Problem requirements - Retype each line exactly. Skip images.

==============================

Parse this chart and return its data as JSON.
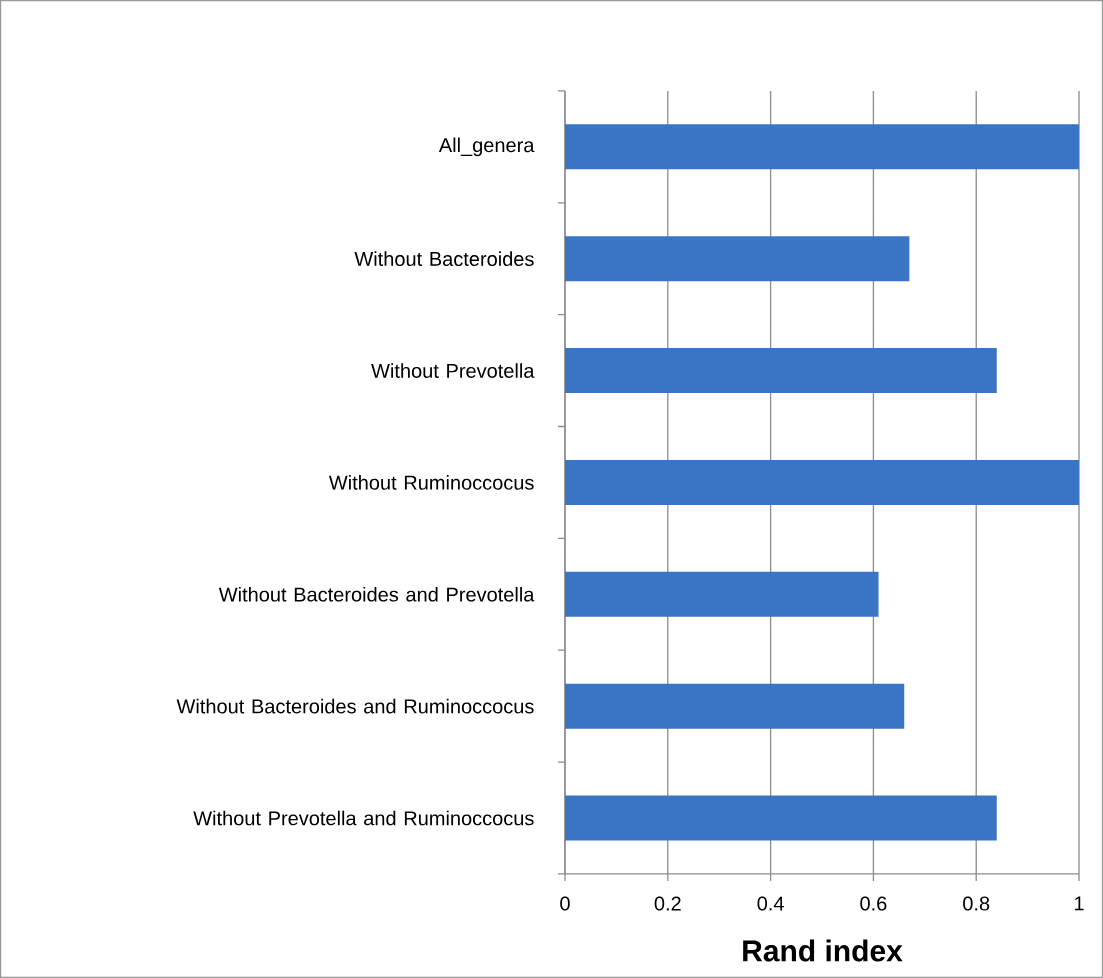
{
  "chart_data": {
    "type": "bar",
    "orientation": "horizontal",
    "categories": [
      "All_genera",
      "Without Bacteroides",
      "Without Prevotella",
      "Without Ruminoccocus",
      "Without Bacteroides and Prevotella",
      "Without Bacteroides and Ruminoccocus",
      "Without Prevotella and Ruminoccocus"
    ],
    "values": [
      1,
      0.67,
      0.84,
      1,
      0.61,
      0.66,
      0.84
    ],
    "color": "#3a75c4",
    "xlabel": "Rand index",
    "xlim": [
      0,
      1
    ],
    "xticks": [
      0,
      0.2,
      0.4,
      0.6,
      0.8,
      1
    ],
    "grid": "x"
  }
}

==============================

Solution -
Parse this chart and return its data as JSON.
{
  "chart_data": {
    "type": "bar",
    "orientation": "horizontal",
    "categories": [
      "All_genera",
      "Without Bacteroides",
      "Without Prevotella",
      "Without Ruminoccocus",
      "Without Bacteroides and Prevotella",
      "Without Bacteroides and Ruminoccocus",
      "Without Prevotella and Ruminoccocus"
    ],
    "values": [
      1,
      0.67,
      0.84,
      1,
      0.61,
      0.66,
      0.84
    ],
    "color": "#3a75c4",
    "xlabel": "Rand index",
    "xlim": [
      0,
      1
    ],
    "xticks": [
      0,
      0.2,
      0.4,
      0.6,
      0.8,
      1
    ],
    "grid": "x"
  }
}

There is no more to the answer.